start
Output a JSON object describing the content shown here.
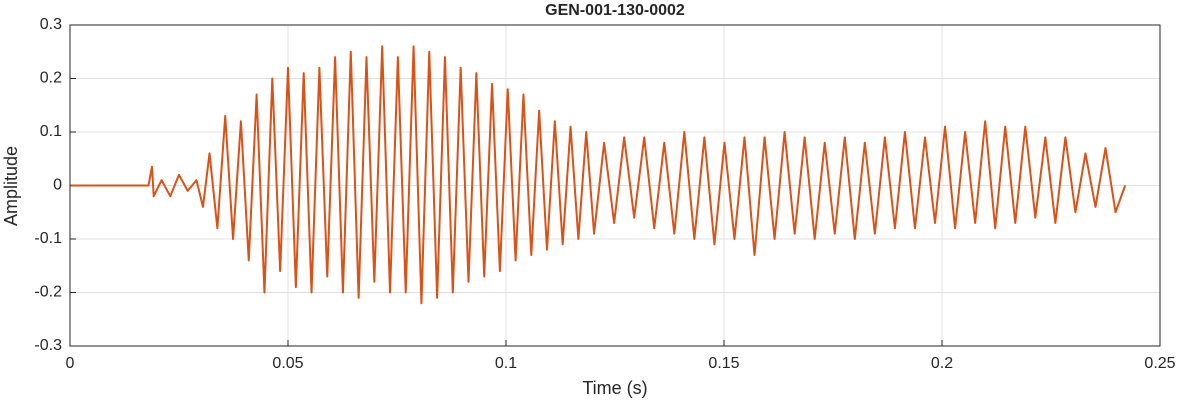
{
  "chart_data": {
    "type": "line",
    "title": "GEN-001-130-0002",
    "xlabel": "Time (s)",
    "ylabel": "Amplitude",
    "color": "#d95319",
    "grid": true,
    "xlim": [
      0,
      0.25
    ],
    "xticks": [
      0,
      0.05,
      0.1,
      0.15,
      0.2,
      0.25
    ],
    "ylim": [
      -0.3,
      0.3
    ],
    "yticks": [
      -0.3,
      -0.2,
      -0.1,
      0,
      0.1,
      0.2,
      0.3
    ],
    "x": [
      0,
      0.005,
      0.01,
      0.015,
      0.018,
      0.0188,
      0.0192,
      0.021,
      0.023,
      0.025,
      0.027,
      0.029,
      0.0305,
      0.032,
      0.0338,
      0.0356,
      0.0374,
      0.0392,
      0.041,
      0.0428,
      0.0446,
      0.0464,
      0.0482,
      0.05,
      0.0518,
      0.0536,
      0.0554,
      0.0572,
      0.059,
      0.0608,
      0.0626,
      0.0644,
      0.0662,
      0.068,
      0.0698,
      0.0716,
      0.0734,
      0.0752,
      0.077,
      0.0788,
      0.0806,
      0.0824,
      0.0842,
      0.086,
      0.0878,
      0.0896,
      0.0914,
      0.0932,
      0.095,
      0.0968,
      0.0986,
      0.1004,
      0.1022,
      0.104,
      0.1058,
      0.1076,
      0.1094,
      0.1112,
      0.113,
      0.1148,
      0.1166,
      0.1184,
      0.1202,
      0.1225,
      0.1248,
      0.1271,
      0.1294,
      0.1317,
      0.134,
      0.1363,
      0.1386,
      0.1409,
      0.1432,
      0.1455,
      0.1478,
      0.1501,
      0.1524,
      0.1547,
      0.157,
      0.1593,
      0.1616,
      0.1639,
      0.1662,
      0.1685,
      0.1708,
      0.1731,
      0.1754,
      0.1777,
      0.18,
      0.1823,
      0.1846,
      0.1869,
      0.1892,
      0.1915,
      0.1938,
      0.1961,
      0.1984,
      0.2007,
      0.203,
      0.2053,
      0.2076,
      0.2099,
      0.2122,
      0.2145,
      0.2168,
      0.2191,
      0.2214,
      0.2237,
      0.226,
      0.2283,
      0.2306,
      0.2329,
      0.2352,
      0.2375,
      0.2398,
      0.242
    ],
    "values": [
      0,
      0,
      0,
      0,
      0,
      0.035,
      -0.02,
      0.01,
      -0.02,
      0.02,
      -0.01,
      0.01,
      -0.04,
      0.06,
      -0.08,
      0.13,
      -0.1,
      0.12,
      -0.14,
      0.17,
      -0.2,
      0.2,
      -0.16,
      0.22,
      -0.19,
      0.21,
      -0.2,
      0.22,
      -0.17,
      0.24,
      -0.2,
      0.25,
      -0.21,
      0.24,
      -0.18,
      0.26,
      -0.2,
      0.24,
      -0.2,
      0.26,
      -0.22,
      0.25,
      -0.21,
      0.24,
      -0.2,
      0.22,
      -0.18,
      0.21,
      -0.17,
      0.19,
      -0.16,
      0.18,
      -0.14,
      0.17,
      -0.13,
      0.14,
      -0.12,
      0.12,
      -0.11,
      0.11,
      -0.1,
      0.1,
      -0.09,
      0.08,
      -0.07,
      0.09,
      -0.06,
      0.09,
      -0.08,
      0.08,
      -0.09,
      0.1,
      -0.1,
      0.09,
      -0.11,
      0.08,
      -0.1,
      0.09,
      -0.13,
      0.09,
      -0.1,
      0.1,
      -0.09,
      0.09,
      -0.1,
      0.08,
      -0.09,
      0.09,
      -0.1,
      0.08,
      -0.09,
      0.09,
      -0.08,
      0.1,
      -0.08,
      0.09,
      -0.07,
      0.11,
      -0.08,
      0.1,
      -0.07,
      0.12,
      -0.08,
      0.11,
      -0.07,
      0.11,
      -0.06,
      0.09,
      -0.07,
      0.09,
      -0.05,
      0.06,
      -0.04,
      0.07,
      -0.05,
      0
    ]
  }
}
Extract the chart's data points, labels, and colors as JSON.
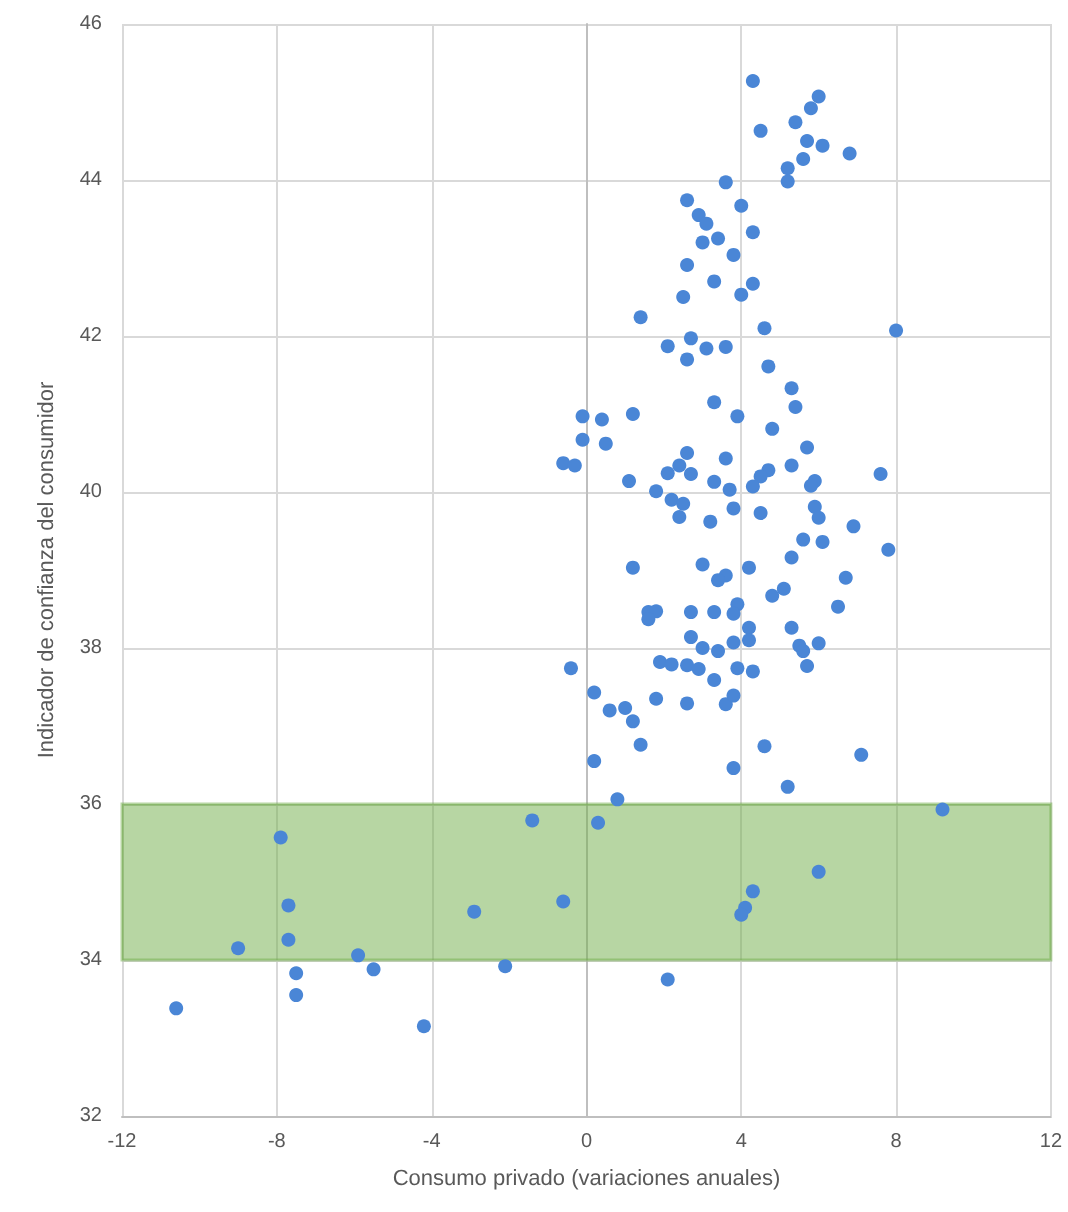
end
▶ [What you have to do]: Extract the text of all the records above verbatim, excluding pictures.

▶ [Exercise result]:
Output a JSON object describing the content shown here.
{
  "chart_data": {
    "type": "line",
    "title": "GEN-001-130-0002",
    "xlabel": "Time (s)",
    "ylabel": "Amplitude",
    "color": "#d95319",
    "grid": true,
    "xlim": [
      0,
      0.25
    ],
    "xticks": [
      0,
      0.05,
      0.1,
      0.15,
      0.2,
      0.25
    ],
    "ylim": [
      -0.3,
      0.3
    ],
    "yticks": [
      -0.3,
      -0.2,
      -0.1,
      0,
      0.1,
      0.2,
      0.3
    ],
    "x": [
      0,
      0.005,
      0.01,
      0.015,
      0.018,
      0.0188,
      0.0192,
      0.021,
      0.023,
      0.025,
      0.027,
      0.029,
      0.0305,
      0.032,
      0.0338,
      0.0356,
      0.0374,
      0.0392,
      0.041,
      0.0428,
      0.0446,
      0.0464,
      0.0482,
      0.05,
      0.0518,
      0.0536,
      0.0554,
      0.0572,
      0.059,
      0.0608,
      0.0626,
      0.0644,
      0.0662,
      0.068,
      0.0698,
      0.0716,
      0.0734,
      0.0752,
      0.077,
      0.0788,
      0.0806,
      0.0824,
      0.0842,
      0.086,
      0.0878,
      0.0896,
      0.0914,
      0.0932,
      0.095,
      0.0968,
      0.0986,
      0.1004,
      0.1022,
      0.104,
      0.1058,
      0.1076,
      0.1094,
      0.1112,
      0.113,
      0.1148,
      0.1166,
      0.1184,
      0.1202,
      0.1225,
      0.1248,
      0.1271,
      0.1294,
      0.1317,
      0.134,
      0.1363,
      0.1386,
      0.1409,
      0.1432,
      0.1455,
      0.1478,
      0.1501,
      0.1524,
      0.1547,
      0.157,
      0.1593,
      0.1616,
      0.1639,
      0.1662,
      0.1685,
      0.1708,
      0.1731,
      0.1754,
      0.1777,
      0.18,
      0.1823,
      0.1846,
      0.1869,
      0.1892,
      0.1915,
      0.1938,
      0.1961,
      0.1984,
      0.2007,
      0.203,
      0.2053,
      0.2076,
      0.2099,
      0.2122,
      0.2145,
      0.2168,
      0.2191,
      0.2214,
      0.2237,
      0.226,
      0.2283,
      0.2306,
      0.2329,
      0.2352,
      0.2375,
      0.2398,
      0.242
    ],
    "values": [
      0,
      0,
      0,
      0,
      0,
      0.035,
      -0.02,
      0.01,
      -0.02,
      0.02,
      -0.01,
      0.01,
      -0.04,
      0.06,
      -0.08,
      0.13,
      -0.1,
      0.12,
      -0.14,
      0.17,
      -0.2,
      0.2,
      -0.16,
      0.22,
      -0.19,
      0.21,
      -0.2,
      0.22,
      -0.17,
      0.24,
      -0.2,
      0.25,
      -0.21,
      0.24,
      -0.18,
      0.26,
      -0.2,
      0.24,
      -0.2,
      0.26,
      -0.22,
      0.25,
      -0.21,
      0.24,
      -0.2,
      0.22,
      -0.18,
      0.21,
      -0.17,
      0.19,
      -0.16,
      0.18,
      -0.14,
      0.17,
      -0.13,
      0.14,
      -0.12,
      0.12,
      -0.11,
      0.11,
      -0.1,
      0.1,
      -0.09,
      0.08,
      -0.07,
      0.09,
      -0.06,
      0.09,
      -0.08,
      0.08,
      -0.09,
      0.1,
      -0.1,
      0.09,
      -0.11,
      0.08,
      -0.1,
      0.09,
      -0.13,
      0.09,
      -0.1,
      0.1,
      -0.09,
      0.09,
      -0.1,
      0.08,
      -0.09,
      0.09,
      -0.1,
      0.08,
      -0.09,
      0.09,
      -0.08,
      0.1,
      -0.08,
      0.09,
      -0.07,
      0.11,
      -0.08,
      0.1,
      -0.07,
      0.12,
      -0.08,
      0.11,
      -0.07,
      0.11,
      -0.06,
      0.09,
      -0.07,
      0.09,
      -0.05,
      0.06,
      -0.04,
      0.07,
      -0.05,
      0
    ]
  }
}
Extract the chart's data points, labels, and colors as JSON.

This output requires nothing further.